_PROBLEM REQUIREMENTS_
Output all the material that follows, exactly as given.

Begin

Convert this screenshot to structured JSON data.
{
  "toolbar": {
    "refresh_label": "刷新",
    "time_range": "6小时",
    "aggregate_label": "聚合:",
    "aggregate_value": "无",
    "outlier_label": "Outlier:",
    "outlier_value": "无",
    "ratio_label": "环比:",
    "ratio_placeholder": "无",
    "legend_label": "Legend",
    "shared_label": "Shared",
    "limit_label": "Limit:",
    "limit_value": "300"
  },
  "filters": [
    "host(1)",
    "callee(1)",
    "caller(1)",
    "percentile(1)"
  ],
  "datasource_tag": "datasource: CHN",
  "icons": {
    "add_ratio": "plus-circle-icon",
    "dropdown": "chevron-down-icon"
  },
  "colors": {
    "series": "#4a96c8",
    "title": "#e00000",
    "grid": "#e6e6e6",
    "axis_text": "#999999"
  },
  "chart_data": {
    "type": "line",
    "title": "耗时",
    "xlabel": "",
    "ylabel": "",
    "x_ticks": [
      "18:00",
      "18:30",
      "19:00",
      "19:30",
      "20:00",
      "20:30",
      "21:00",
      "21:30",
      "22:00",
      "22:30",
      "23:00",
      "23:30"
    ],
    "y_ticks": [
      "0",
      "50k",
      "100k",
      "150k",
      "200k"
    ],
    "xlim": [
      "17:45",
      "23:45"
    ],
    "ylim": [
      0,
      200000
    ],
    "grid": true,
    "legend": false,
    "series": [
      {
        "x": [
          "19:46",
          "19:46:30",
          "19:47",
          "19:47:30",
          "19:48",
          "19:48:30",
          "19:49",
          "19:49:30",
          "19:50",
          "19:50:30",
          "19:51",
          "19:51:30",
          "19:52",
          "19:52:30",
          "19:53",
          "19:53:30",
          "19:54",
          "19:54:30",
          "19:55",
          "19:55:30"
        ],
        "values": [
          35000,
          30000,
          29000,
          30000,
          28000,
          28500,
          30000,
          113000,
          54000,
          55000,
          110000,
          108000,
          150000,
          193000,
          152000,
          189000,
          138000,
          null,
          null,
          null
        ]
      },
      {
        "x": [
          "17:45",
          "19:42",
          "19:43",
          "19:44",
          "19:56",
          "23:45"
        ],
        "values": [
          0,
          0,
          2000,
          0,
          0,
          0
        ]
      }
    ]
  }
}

End

_REPLY TO THE EXERCISE_
Convert this screenshot to structured JSON data.
{
  "toolbar": {
    "refresh_label": "刷新",
    "time_range": "6小时",
    "aggregate_label": "聚合:",
    "aggregate_value": "无",
    "outlier_label": "Outlier:",
    "outlier_value": "无",
    "ratio_label": "环比:",
    "ratio_placeholder": "无",
    "legend_label": "Legend",
    "shared_label": "Shared",
    "limit_label": "Limit:",
    "limit_value": "300"
  },
  "filters": [
    "host(1)",
    "callee(1)",
    "caller(1)",
    "percentile(1)"
  ],
  "datasource_tag": "datasource: CHN",
  "icons": {
    "add_ratio": "plus-circle-icon",
    "dropdown": "chevron-down-icon"
  },
  "colors": {
    "series": "#4a96c8",
    "title": "#e00000",
    "grid": "#e6e6e6",
    "axis_text": "#999999"
  },
  "chart_data": {
    "type": "line",
    "title": "耗时",
    "xlabel": "",
    "ylabel": "",
    "x_ticks": [
      "18:00",
      "18:30",
      "19:00",
      "19:30",
      "20:00",
      "20:30",
      "21:00",
      "21:30",
      "22:00",
      "22:30",
      "23:00",
      "23:30"
    ],
    "y_ticks": [
      "0",
      "50k",
      "100k",
      "150k",
      "200k"
    ],
    "xlim": [
      "17:45",
      "23:45"
    ],
    "ylim": [
      0,
      200000
    ],
    "grid": true,
    "legend": false,
    "series": [
      {
        "x": [
          "19:46",
          "19:46:30",
          "19:47",
          "19:47:30",
          "19:48",
          "19:48:30",
          "19:49",
          "19:49:30",
          "19:50",
          "19:50:30",
          "19:51",
          "19:51:30",
          "19:52",
          "19:52:30",
          "19:53",
          "19:53:30",
          "19:54",
          "19:54:30",
          "19:55",
          "19:55:30"
        ],
        "values": [
          35000,
          30000,
          29000,
          30000,
          28000,
          28500,
          30000,
          113000,
          54000,
          55000,
          110000,
          108000,
          150000,
          193000,
          152000,
          189000,
          138000,
          null,
          null,
          null
        ]
      },
      {
        "x": [
          "17:45",
          "19:42",
          "19:43",
          "19:44",
          "19:56",
          "23:45"
        ],
        "values": [
          0,
          0,
          2000,
          0,
          0,
          0
        ]
      }
    ]
  }
}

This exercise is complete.